Dataset entries:
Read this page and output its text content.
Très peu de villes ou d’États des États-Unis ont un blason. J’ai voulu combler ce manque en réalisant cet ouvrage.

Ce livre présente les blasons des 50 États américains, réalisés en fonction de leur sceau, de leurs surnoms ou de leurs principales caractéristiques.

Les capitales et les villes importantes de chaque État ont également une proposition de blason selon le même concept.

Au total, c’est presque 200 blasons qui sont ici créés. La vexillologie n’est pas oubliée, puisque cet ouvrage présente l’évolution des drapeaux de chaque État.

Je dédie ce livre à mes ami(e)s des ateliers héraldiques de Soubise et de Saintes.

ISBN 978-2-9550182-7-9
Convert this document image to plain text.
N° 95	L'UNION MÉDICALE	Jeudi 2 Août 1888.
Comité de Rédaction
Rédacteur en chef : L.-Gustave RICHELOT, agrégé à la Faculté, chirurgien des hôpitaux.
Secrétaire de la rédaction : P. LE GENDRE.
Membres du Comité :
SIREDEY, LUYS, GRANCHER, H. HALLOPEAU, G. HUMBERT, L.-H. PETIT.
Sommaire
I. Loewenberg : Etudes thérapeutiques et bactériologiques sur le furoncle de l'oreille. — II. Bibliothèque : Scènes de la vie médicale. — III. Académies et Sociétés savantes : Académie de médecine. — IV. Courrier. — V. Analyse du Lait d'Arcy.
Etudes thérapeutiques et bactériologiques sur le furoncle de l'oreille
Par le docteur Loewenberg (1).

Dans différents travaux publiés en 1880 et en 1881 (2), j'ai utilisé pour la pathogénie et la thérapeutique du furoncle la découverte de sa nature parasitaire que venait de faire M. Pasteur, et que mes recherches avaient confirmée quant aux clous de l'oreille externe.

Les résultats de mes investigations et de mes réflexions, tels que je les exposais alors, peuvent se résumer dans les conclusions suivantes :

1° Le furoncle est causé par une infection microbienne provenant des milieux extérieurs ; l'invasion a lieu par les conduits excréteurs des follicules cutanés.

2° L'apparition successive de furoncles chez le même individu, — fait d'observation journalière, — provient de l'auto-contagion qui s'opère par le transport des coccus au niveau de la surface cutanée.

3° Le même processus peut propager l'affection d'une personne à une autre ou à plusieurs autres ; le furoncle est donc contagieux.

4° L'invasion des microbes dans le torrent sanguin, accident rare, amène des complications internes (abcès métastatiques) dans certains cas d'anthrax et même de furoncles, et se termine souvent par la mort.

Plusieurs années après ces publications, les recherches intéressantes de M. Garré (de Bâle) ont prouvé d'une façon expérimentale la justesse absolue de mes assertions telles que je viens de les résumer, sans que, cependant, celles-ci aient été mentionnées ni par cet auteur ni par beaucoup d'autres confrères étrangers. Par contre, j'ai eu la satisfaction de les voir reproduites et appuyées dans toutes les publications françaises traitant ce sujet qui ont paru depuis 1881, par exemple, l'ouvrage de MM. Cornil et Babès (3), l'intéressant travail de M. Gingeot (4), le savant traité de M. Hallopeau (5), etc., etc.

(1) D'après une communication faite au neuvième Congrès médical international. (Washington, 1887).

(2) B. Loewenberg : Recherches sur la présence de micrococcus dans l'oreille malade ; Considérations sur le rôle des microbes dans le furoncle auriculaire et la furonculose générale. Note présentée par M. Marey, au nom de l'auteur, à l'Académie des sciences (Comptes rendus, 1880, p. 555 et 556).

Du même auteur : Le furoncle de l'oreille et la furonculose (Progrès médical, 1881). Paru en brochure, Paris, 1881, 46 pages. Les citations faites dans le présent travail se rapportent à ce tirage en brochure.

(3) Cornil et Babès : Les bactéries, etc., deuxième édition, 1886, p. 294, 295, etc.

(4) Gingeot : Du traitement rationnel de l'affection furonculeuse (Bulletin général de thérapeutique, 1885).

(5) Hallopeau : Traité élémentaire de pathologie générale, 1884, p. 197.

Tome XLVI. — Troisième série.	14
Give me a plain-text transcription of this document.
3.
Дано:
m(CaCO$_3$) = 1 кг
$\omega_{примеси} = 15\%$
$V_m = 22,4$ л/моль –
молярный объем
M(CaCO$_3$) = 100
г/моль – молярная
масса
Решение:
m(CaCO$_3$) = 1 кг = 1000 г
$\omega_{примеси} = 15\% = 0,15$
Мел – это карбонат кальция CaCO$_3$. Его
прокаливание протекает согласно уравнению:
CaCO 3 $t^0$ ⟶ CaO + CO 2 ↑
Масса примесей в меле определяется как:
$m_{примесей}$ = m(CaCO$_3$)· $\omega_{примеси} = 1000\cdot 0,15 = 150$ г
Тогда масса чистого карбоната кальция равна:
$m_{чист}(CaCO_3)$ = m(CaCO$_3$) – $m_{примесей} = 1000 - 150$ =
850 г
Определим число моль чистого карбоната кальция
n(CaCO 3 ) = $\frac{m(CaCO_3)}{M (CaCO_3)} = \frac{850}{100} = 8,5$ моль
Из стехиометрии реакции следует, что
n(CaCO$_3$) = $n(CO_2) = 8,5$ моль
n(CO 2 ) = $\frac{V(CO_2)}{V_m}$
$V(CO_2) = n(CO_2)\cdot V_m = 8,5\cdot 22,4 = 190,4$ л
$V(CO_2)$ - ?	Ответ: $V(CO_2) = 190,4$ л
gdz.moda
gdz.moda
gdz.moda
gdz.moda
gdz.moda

* _EXERCISE DESCRIPTION_
Extract the complete listing verbatim.

* _REPLY TO THE EXERCISE_
Read this page and output its text content.
Très peu de villes ou d’États des États-Unis ont un blason. J’ai voulu combler ce manque en réalisant cet ouvrage.

Ce livre présente les blasons des 50 États américains, réalisés en fonction de leur sceau, de leurs surnoms ou de leurs principales caractéristiques.

Les capitales et les villes importantes de chaque État ont également une proposition de blason selon le même concept.

Au total, c’est presque 200 blasons qui sont ici créés. La vexillologie n’est pas oubliée, puisque cet ouvrage présente l’évolution des drapeaux de chaque État.

Je dédie ce livre à mes ami(e)s des ateliers héraldiques de Soubise et de Saintes.

ISBN 978-2-9550182-7-9
Convert this document image to plain text.
N° 95	L'UNION MÉDICALE	Jeudi 2 Août 1888.
Comité de Rédaction
Rédacteur en chef : L.-Gustave RICHELOT, agrégé à la Faculté, chirurgien des hôpitaux.
Secrétaire de la rédaction : P. LE GENDRE.
Membres du Comité :
SIREDEY, LUYS, GRANCHER, H. HALLOPEAU, G. HUMBERT, L.-H. PETIT.
Sommaire
I. Loewenberg : Etudes thérapeutiques et bactériologiques sur le furoncle de l'oreille. — II. Bibliothèque : Scènes de la vie médicale. — III. Académies et Sociétés savantes : Académie de médecine. — IV. Courrier. — V. Analyse du Lait d'Arcy.
Etudes thérapeutiques et bactériologiques sur le furoncle de l'oreille
Par le docteur Loewenberg (1).

Dans différents travaux publiés en 1880 et en 1881 (2), j'ai utilisé pour la pathogénie et la thérapeutique du furoncle la découverte de sa nature parasitaire que venait de faire M. Pasteur, et que mes recherches avaient confirmée quant aux clous de l'oreille externe.

Les résultats de mes investigations et de mes réflexions, tels que je les exposais alors, peuvent se résumer dans les conclusions suivantes :

1° Le furoncle est causé par une infection microbienne provenant des milieux extérieurs ; l'invasion a lieu par les conduits excréteurs des follicules cutanés.

2° L'apparition successive de furoncles chez le même individu, — fait d'observation journalière, — provient de l'auto-contagion qui s'opère par le transport des coccus au niveau de la surface cutanée.

3° Le même processus peut propager l'affection d'une personne à une autre ou à plusieurs autres ; le furoncle est donc contagieux.

4° L'invasion des microbes dans le torrent sanguin, accident rare, amène des complications internes (abcès métastatiques) dans certains cas d'anthrax et même de furoncles, et se termine souvent par la mort.

Plusieurs années après ces publications, les recherches intéressantes de M. Garré (de Bâle) ont prouvé d'une façon expérimentale la justesse absolue de mes assertions telles que je viens de les résumer, sans que, cependant, celles-ci aient été mentionnées ni par cet auteur ni par beaucoup d'autres confrères étrangers. Par contre, j'ai eu la satisfaction de les voir reproduites et appuyées dans toutes les publications françaises traitant ce sujet qui ont paru depuis 1881, par exemple, l'ouvrage de MM. Cornil et Babès (3), l'intéressant travail de M. Gingeot (4), le savant traité de M. Hallopeau (5), etc., etc.

(1) D'après une communication faite au neuvième Congrès médical international. (Washington, 1887).

(2) B. Loewenberg : Recherches sur la présence de micrococcus dans l'oreille malade ; Considérations sur le rôle des microbes dans le furoncle auriculaire et la furonculose générale. Note présentée par M. Marey, au nom de l'auteur, à l'Académie des sciences (Comptes rendus, 1880, p. 555 et 556).

Du même auteur : Le furoncle de l'oreille et la furonculose (Progrès médical, 1881). Paru en brochure, Paris, 1881, 46 pages. Les citations faites dans le présent travail se rapportent à ce tirage en brochure.

(3) Cornil et Babès : Les bactéries, etc., deuxième édition, 1886, p. 294, 295, etc.

(4) Gingeot : Du traitement rationnel de l'affection furonculeuse (Bulletin général de thérapeutique, 1885).

(5) Hallopeau : Traité élémentaire de pathologie générale, 1884, p. 197.

Tome XLVI. — Troisième série.	14
Give me a plain-text transcription of this document.
3.
Дано:
m(CaCO$_3$) = 1 кг
$\omega_{примеси} = 15\%$
$V_m = 22,4$ л/моль –
молярный объем
M(CaCO$_3$) = 100
г/моль – молярная
масса
Решение:
m(CaCO$_3$) = 1 кг = 1000 г
$\omega_{примеси} = 15\% = 0,15$
Мел – это карбонат кальция CaCO$_3$. Его
прокаливание протекает согласно уравнению:
CaCO 3 $t^0$ ⟶ CaO + CO 2 ↑
Масса примесей в меле определяется как:
$m_{примесей}$ = m(CaCO$_3$)· $\omega_{примеси} = 1000\cdot 0,15 = 150$ г
Тогда масса чистого карбоната кальция равна:
$m_{чист}(CaCO_3)$ = m(CaCO$_3$) – $m_{примесей} = 1000 - 150$ =
850 г
Определим число моль чистого карбоната кальция
n(CaCO 3 ) = $\frac{m(CaCO_3)}{M (CaCO_3)} = \frac{850}{100} = 8,5$ моль
Из стехиометрии реакции следует, что
n(CaCO$_3$) = $n(CO_2) = 8,5$ моль
n(CO 2 ) = $\frac{V(CO_2)}{V_m}$
$V(CO_2) = n(CO_2)\cdot V_m = 8,5\cdot 22,4 = 190,4$ л
$V(CO_2)$ - ?	Ответ: $V(CO_2) = 190,4$ л
gdz.moda
gdz.moda
gdz.moda
gdz.moda
gdz.moda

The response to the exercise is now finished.